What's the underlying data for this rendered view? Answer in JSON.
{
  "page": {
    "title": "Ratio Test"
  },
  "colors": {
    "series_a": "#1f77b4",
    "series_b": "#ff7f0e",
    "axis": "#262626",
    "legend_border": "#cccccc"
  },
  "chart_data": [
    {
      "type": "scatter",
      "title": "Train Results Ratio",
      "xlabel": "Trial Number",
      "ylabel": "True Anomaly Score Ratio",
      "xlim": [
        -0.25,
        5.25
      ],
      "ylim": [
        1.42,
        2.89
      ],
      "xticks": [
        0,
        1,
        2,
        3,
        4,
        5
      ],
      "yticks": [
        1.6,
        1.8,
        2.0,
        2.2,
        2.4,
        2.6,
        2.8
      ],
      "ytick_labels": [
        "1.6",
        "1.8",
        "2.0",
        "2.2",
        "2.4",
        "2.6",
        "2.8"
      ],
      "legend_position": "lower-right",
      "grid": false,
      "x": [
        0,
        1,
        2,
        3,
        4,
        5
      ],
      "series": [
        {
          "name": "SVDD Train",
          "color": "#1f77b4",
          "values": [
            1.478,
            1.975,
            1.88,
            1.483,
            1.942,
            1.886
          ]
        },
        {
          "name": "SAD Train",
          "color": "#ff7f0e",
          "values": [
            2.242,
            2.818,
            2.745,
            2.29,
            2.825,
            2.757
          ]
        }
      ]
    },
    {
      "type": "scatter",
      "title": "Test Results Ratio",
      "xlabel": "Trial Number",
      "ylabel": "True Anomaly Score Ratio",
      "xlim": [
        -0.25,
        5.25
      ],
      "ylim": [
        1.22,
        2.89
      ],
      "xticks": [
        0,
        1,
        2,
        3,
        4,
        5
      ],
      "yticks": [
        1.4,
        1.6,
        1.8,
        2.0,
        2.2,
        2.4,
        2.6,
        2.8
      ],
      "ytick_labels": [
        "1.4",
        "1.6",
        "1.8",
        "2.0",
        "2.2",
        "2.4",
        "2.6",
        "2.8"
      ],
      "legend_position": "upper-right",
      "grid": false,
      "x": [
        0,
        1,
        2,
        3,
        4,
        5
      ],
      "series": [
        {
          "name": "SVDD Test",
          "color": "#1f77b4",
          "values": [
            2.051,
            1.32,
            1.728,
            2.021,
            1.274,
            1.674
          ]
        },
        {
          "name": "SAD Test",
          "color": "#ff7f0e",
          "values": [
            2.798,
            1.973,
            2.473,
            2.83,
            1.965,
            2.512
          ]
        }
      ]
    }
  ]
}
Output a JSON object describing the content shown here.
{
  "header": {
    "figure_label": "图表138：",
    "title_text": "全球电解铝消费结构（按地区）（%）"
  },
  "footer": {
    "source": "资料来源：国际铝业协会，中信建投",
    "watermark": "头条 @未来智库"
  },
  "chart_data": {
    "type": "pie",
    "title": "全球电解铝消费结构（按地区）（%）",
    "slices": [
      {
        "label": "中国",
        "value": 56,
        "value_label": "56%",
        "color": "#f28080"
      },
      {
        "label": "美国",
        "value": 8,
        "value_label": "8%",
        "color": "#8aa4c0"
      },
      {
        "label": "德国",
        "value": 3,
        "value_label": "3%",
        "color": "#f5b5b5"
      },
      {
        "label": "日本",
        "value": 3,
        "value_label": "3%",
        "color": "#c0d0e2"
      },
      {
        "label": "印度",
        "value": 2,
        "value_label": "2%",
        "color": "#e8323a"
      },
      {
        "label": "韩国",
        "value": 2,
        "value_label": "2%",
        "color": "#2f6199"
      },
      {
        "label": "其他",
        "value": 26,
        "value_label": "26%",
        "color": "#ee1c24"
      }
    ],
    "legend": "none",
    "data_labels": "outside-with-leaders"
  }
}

→ **Exercise instructions**: Reproduce only the lines running from the one that contains "Output a JSON" to the last line of the records.

→ **Exercise result**:
Output a JSON object describing the content shown here.
{
  "header": {
    "figure_label": "图表138：",
    "title_text": "全球电解铝消费结构（按地区）（%）"
  },
  "footer": {
    "source": "资料来源：国际铝业协会，中信建投",
    "watermark": "头条 @未来智库"
  },
  "chart_data": {
    "type": "pie",
    "title": "全球电解铝消费结构（按地区）（%）",
    "slices": [
      {
        "label": "中国",
        "value": 56,
        "value_label": "56%",
        "color": "#f28080"
      },
      {
        "label": "美国",
        "value": 8,
        "value_label": "8%",
        "color": "#8aa4c0"
      },
      {
        "label": "德国",
        "value": 3,
        "value_label": "3%",
        "color": "#f5b5b5"
      },
      {
        "label": "日本",
        "value": 3,
        "value_label": "3%",
        "color": "#c0d0e2"
      },
      {
        "label": "印度",
        "value": 2,
        "value_label": "2%",
        "color": "#e8323a"
      },
      {
        "label": "韩国",
        "value": 2,
        "value_label": "2%",
        "color": "#2f6199"
      },
      {
        "label": "其他",
        "value": 26,
        "value_label": "26%",
        "color": "#ee1c24"
      }
    ],
    "legend": "none",
    "data_labels": "outside-with-leaders"
  }
}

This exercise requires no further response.